Aim:
Set the listing down unchanged, minus every embedded image.

Supplied records:
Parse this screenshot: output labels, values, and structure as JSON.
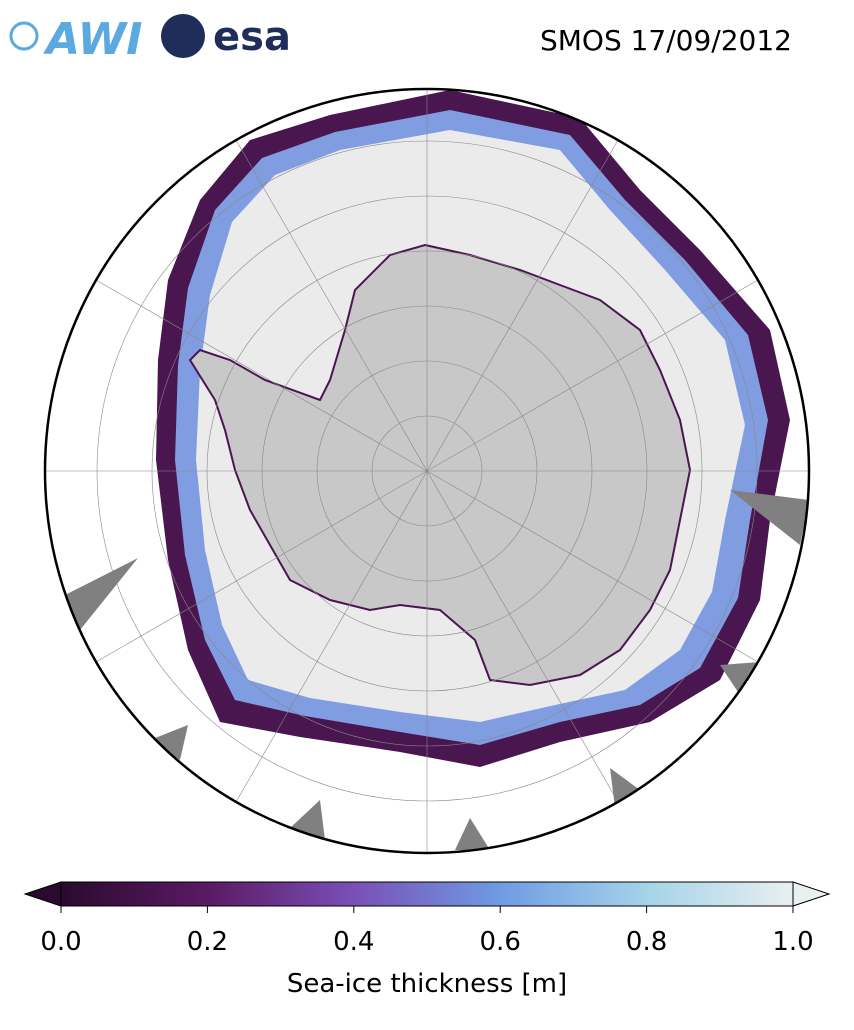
{
  "header": {
    "logos": [
      "AWI",
      "esa"
    ],
    "title": "SMOS 17/09/2012"
  },
  "colorbar": {
    "label": "Sea-ice thickness [m]",
    "lim": [
      0,
      1
    ],
    "ticks": [
      {
        "value": 0,
        "label": "0.0"
      },
      0.2,
      0.4,
      0.6,
      0.8,
      {
        "value": 1,
        "label": "1.0"
      }
    ],
    "colors": [
      "#2a0a2e",
      "#5a1a63",
      "#7a4fb8",
      "#6f9be3",
      "#a5d3e8",
      "#e8f0f0"
    ]
  }
}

The completed task:
Parse this screenshot: output labels, values, and structure as JSON.
{
  "header": {
    "logos": [
      "AWI",
      "esa"
    ],
    "title": "SMOS 17/09/2012"
  },
  "colorbar": {
    "label": "Sea-ice thickness [m]",
    "lim": [
      0,
      1
    ],
    "ticks": [
      {
        "value": 0,
        "label": "0.0"
      },
      0.2,
      0.4,
      0.6,
      0.8,
      {
        "value": 1,
        "label": "1.0"
      }
    ],
    "colors": [
      "#2a0a2e",
      "#5a1a63",
      "#7a4fb8",
      "#6f9be3",
      "#a5d3e8",
      "#e8f0f0"
    ]
  }
}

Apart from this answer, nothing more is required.